Instructions to follow =>
Without changing a character, return the entries, but not the images they hold.

Recorded data =>
--------------------------------

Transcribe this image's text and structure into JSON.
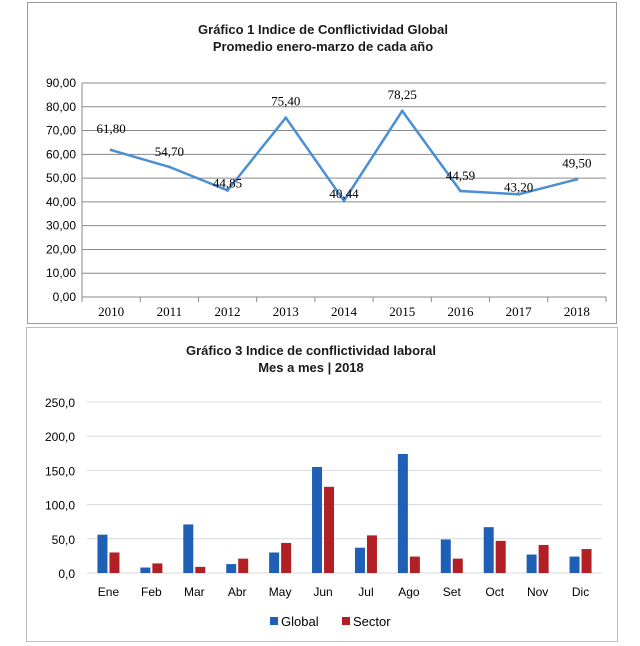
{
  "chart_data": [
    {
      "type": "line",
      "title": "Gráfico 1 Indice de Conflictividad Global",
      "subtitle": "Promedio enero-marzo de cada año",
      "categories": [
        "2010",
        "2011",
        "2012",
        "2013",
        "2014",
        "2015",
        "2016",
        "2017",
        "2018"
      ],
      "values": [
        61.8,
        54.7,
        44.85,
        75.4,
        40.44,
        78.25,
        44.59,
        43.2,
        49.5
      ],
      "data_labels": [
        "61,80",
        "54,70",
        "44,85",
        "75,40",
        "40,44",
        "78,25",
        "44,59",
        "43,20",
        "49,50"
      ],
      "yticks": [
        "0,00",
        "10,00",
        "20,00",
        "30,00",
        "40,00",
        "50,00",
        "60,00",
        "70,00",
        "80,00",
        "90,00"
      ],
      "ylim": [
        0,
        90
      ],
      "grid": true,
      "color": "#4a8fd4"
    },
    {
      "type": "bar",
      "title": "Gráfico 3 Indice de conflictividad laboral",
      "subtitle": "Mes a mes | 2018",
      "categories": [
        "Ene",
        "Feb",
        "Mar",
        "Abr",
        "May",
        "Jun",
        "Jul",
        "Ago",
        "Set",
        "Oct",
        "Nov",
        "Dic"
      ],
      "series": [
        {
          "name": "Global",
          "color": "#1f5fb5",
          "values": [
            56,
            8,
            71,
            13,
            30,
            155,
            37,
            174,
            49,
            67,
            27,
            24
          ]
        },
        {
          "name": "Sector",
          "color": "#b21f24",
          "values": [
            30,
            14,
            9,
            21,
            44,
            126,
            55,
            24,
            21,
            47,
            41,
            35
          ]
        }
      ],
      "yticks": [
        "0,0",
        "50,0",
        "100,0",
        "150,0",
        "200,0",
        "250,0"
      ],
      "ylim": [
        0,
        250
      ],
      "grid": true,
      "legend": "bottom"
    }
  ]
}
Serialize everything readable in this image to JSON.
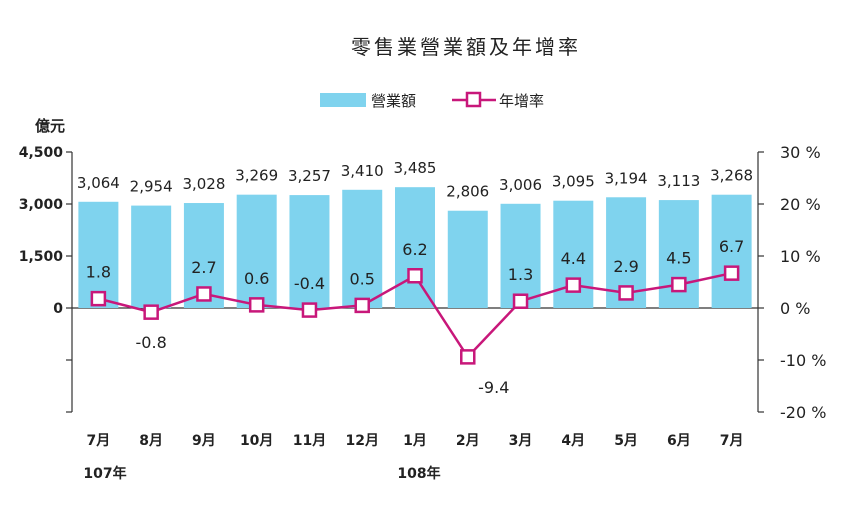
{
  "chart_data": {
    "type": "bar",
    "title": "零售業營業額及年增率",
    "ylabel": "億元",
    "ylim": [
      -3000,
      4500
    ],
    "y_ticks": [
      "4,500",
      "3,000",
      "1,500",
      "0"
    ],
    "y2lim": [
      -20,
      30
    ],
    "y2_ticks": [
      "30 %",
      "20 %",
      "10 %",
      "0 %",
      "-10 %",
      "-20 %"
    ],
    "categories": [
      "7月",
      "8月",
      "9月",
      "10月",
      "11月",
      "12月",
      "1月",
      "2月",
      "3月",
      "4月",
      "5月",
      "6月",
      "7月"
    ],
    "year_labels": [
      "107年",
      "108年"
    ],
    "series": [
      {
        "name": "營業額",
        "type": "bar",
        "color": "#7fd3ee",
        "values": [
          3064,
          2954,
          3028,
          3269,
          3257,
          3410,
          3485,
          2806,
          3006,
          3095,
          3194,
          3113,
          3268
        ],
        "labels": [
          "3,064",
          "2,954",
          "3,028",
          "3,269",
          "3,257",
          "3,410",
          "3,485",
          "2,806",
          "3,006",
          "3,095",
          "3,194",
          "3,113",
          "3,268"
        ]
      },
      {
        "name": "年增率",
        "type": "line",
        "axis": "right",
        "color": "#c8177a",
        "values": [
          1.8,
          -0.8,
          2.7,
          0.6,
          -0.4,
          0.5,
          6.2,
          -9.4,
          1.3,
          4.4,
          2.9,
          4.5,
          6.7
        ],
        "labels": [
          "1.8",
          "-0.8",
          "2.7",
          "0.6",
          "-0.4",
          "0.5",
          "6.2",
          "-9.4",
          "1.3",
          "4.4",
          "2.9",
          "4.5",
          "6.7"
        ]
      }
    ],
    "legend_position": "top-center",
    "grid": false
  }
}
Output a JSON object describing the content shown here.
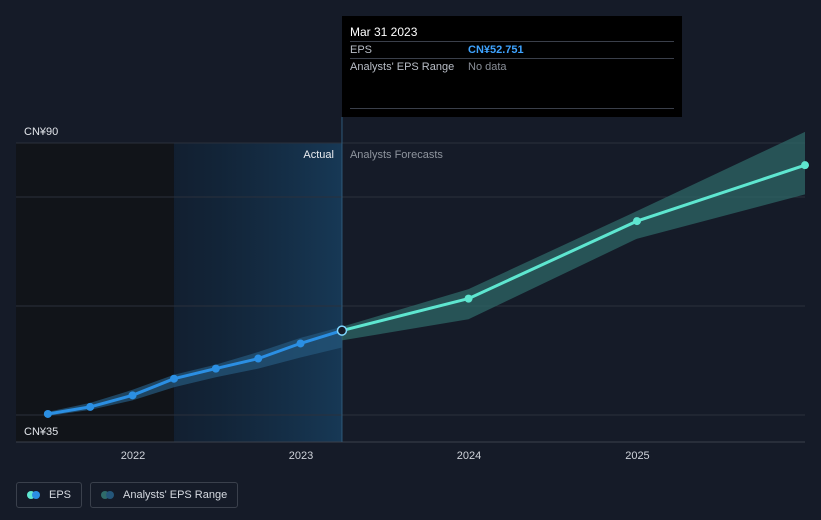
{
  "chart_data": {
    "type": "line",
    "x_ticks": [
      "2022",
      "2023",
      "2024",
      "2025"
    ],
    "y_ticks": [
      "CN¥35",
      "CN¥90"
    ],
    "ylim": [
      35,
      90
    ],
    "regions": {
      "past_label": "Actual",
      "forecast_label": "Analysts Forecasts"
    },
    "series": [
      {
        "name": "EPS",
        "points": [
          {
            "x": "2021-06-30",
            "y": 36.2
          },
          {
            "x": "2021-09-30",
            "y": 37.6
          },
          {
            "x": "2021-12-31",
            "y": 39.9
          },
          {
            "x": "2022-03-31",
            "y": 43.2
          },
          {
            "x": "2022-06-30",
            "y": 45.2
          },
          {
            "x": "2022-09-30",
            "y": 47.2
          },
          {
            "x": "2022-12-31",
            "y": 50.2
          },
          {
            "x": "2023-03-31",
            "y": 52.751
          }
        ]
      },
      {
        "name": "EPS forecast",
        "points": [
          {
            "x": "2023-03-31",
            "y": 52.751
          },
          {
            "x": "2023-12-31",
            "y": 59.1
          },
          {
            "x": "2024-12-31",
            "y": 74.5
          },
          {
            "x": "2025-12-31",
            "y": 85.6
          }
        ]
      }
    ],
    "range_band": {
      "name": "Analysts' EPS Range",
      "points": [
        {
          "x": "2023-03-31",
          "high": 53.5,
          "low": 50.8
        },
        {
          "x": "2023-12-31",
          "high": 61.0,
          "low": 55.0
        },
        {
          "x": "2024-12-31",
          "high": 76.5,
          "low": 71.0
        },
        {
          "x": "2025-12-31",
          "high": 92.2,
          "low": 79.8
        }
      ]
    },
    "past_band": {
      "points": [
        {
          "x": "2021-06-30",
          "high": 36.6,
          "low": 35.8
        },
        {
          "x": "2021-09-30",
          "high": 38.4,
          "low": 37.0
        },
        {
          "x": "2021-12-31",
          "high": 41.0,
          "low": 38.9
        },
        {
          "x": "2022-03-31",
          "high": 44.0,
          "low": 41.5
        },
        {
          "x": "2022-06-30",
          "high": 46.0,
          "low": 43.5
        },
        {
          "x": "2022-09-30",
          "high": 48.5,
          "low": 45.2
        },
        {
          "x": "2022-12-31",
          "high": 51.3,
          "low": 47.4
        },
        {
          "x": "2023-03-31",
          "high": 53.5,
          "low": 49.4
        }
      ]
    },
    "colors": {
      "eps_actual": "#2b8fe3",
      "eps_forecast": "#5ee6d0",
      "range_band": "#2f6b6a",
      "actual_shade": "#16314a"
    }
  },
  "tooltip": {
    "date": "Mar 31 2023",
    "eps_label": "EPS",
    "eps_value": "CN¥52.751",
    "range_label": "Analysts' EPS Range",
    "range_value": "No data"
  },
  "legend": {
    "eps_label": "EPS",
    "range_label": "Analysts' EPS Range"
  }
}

--------------------------------

Result =>
Transcribe this image's text and structure into JSON.
{
  "chart_data": [
    {
      "type": "line",
      "title": "Gráfico 1 Indice de Conflictividad Global",
      "subtitle": "Promedio enero-marzo de cada año",
      "categories": [
        "2010",
        "2011",
        "2012",
        "2013",
        "2014",
        "2015",
        "2016",
        "2017",
        "2018"
      ],
      "values": [
        61.8,
        54.7,
        44.85,
        75.4,
        40.44,
        78.25,
        44.59,
        43.2,
        49.5
      ],
      "data_labels": [
        "61,80",
        "54,70",
        "44,85",
        "75,40",
        "40,44",
        "78,25",
        "44,59",
        "43,20",
        "49,50"
      ],
      "yticks": [
        "0,00",
        "10,00",
        "20,00",
        "30,00",
        "40,00",
        "50,00",
        "60,00",
        "70,00",
        "80,00",
        "90,00"
      ],
      "ylim": [
        0,
        90
      ],
      "grid": true,
      "color": "#4a8fd4"
    },
    {
      "type": "bar",
      "title": "Gráfico 3 Indice de conflictividad laboral",
      "subtitle": "Mes a mes | 2018",
      "categories": [
        "Ene",
        "Feb",
        "Mar",
        "Abr",
        "May",
        "Jun",
        "Jul",
        "Ago",
        "Set",
        "Oct",
        "Nov",
        "Dic"
      ],
      "series": [
        {
          "name": "Global",
          "color": "#1f5fb5",
          "values": [
            56,
            8,
            71,
            13,
            30,
            155,
            37,
            174,
            49,
            67,
            27,
            24
          ]
        },
        {
          "name": "Sector",
          "color": "#b21f24",
          "values": [
            30,
            14,
            9,
            21,
            44,
            126,
            55,
            24,
            21,
            47,
            41,
            35
          ]
        }
      ],
      "yticks": [
        "0,0",
        "50,0",
        "100,0",
        "150,0",
        "200,0",
        "250,0"
      ],
      "ylim": [
        0,
        250
      ],
      "grid": true,
      "legend": "bottom"
    }
  ]
}
Serialize everything readable in this image to JSON.
{
  "chart_data": {
    "type": "bar",
    "title": "零售業營業額及年增率",
    "ylabel": "億元",
    "ylim": [
      -3000,
      4500
    ],
    "y_ticks": [
      "4,500",
      "3,000",
      "1,500",
      "0"
    ],
    "y2lim": [
      -20,
      30
    ],
    "y2_ticks": [
      "30 %",
      "20 %",
      "10 %",
      "0 %",
      "-10 %",
      "-20 %"
    ],
    "categories": [
      "7月",
      "8月",
      "9月",
      "10月",
      "11月",
      "12月",
      "1月",
      "2月",
      "3月",
      "4月",
      "5月",
      "6月",
      "7月"
    ],
    "year_labels": [
      "107年",
      "108年"
    ],
    "series": [
      {
        "name": "營業額",
        "type": "bar",
        "color": "#7fd3ee",
        "values": [
          3064,
          2954,
          3028,
          3269,
          3257,
          3410,
          3485,
          2806,
          3006,
          3095,
          3194,
          3113,
          3268
        ],
        "labels": [
          "3,064",
          "2,954",
          "3,028",
          "3,269",
          "3,257",
          "3,410",
          "3,485",
          "2,806",
          "3,006",
          "3,095",
          "3,194",
          "3,113",
          "3,268"
        ]
      },
      {
        "name": "年增率",
        "type": "line",
        "axis": "right",
        "color": "#c8177a",
        "values": [
          1.8,
          -0.8,
          2.7,
          0.6,
          -0.4,
          0.5,
          6.2,
          -9.4,
          1.3,
          4.4,
          2.9,
          4.5,
          6.7
        ],
        "labels": [
          "1.8",
          "-0.8",
          "2.7",
          "0.6",
          "-0.4",
          "0.5",
          "6.2",
          "-9.4",
          "1.3",
          "4.4",
          "2.9",
          "4.5",
          "6.7"
        ]
      }
    ],
    "legend_position": "top-center",
    "grid": false
  }
}
Output a JSON object describing the content shown here.
{
  "chart_data": {
    "type": "line",
    "x_ticks": [
      "2022",
      "2023",
      "2024",
      "2025"
    ],
    "y_ticks": [
      "CN¥35",
      "CN¥90"
    ],
    "ylim": [
      35,
      90
    ],
    "regions": {
      "past_label": "Actual",
      "forecast_label": "Analysts Forecasts"
    },
    "series": [
      {
        "name": "EPS",
        "points": [
          {
            "x": "2021-06-30",
            "y": 36.2
          },
          {
            "x": "2021-09-30",
            "y": 37.6
          },
          {
            "x": "2021-12-31",
            "y": 39.9
          },
          {
            "x": "2022-03-31",
            "y": 43.2
          },
          {
            "x": "2022-06-30",
            "y": 45.2
          },
          {
            "x": "2022-09-30",
            "y": 47.2
          },
          {
            "x": "2022-12-31",
            "y": 50.2
          },
          {
            "x": "2023-03-31",
            "y": 52.751
          }
        ]
      },
      {
        "name": "EPS forecast",
        "points": [
          {
            "x": "2023-03-31",
            "y": 52.751
          },
          {
            "x": "2023-12-31",
            "y": 59.1
          },
          {
            "x": "2024-12-31",
            "y": 74.5
          },
          {
            "x": "2025-12-31",
            "y": 85.6
          }
        ]
      }
    ],
    "range_band": {
      "name": "Analysts' EPS Range",
      "points": [
        {
          "x": "2023-03-31",
          "high": 53.5,
          "low": 50.8
        },
        {
          "x": "2023-12-31",
          "high": 61.0,
          "low": 55.0
        },
        {
          "x": "2024-12-31",
          "high": 76.5,
          "low": 71.0
        },
        {
          "x": "2025-12-31",
          "high": 92.2,
          "low": 79.8
        }
      ]
    },
    "past_band": {
      "points": [
        {
          "x": "2021-06-30",
          "high": 36.6,
          "low": 35.8
        },
        {
          "x": "2021-09-30",
          "high": 38.4,
          "low": 37.0
        },
        {
          "x": "2021-12-31",
          "high": 41.0,
          "low": 38.9
        },
        {
          "x": "2022-03-31",
          "high": 44.0,
          "low": 41.5
        },
        {
          "x": "2022-06-30",
          "high": 46.0,
          "low": 43.5
        },
        {
          "x": "2022-09-30",
          "high": 48.5,
          "low": 45.2
        },
        {
          "x": "2022-12-31",
          "high": 51.3,
          "low": 47.4
        },
        {
          "x": "2023-03-31",
          "high": 53.5,
          "low": 49.4
        }
      ]
    },
    "colors": {
      "eps_actual": "#2b8fe3",
      "eps_forecast": "#5ee6d0",
      "range_band": "#2f6b6a",
      "actual_shade": "#16314a"
    }
  },
  "tooltip": {
    "date": "Mar 31 2023",
    "eps_label": "EPS",
    "eps_value": "CN¥52.751",
    "range_label": "Analysts' EPS Range",
    "range_value": "No data"
  },
  "legend": {
    "eps_label": "EPS",
    "range_label": "Analysts' EPS Range"
  }
}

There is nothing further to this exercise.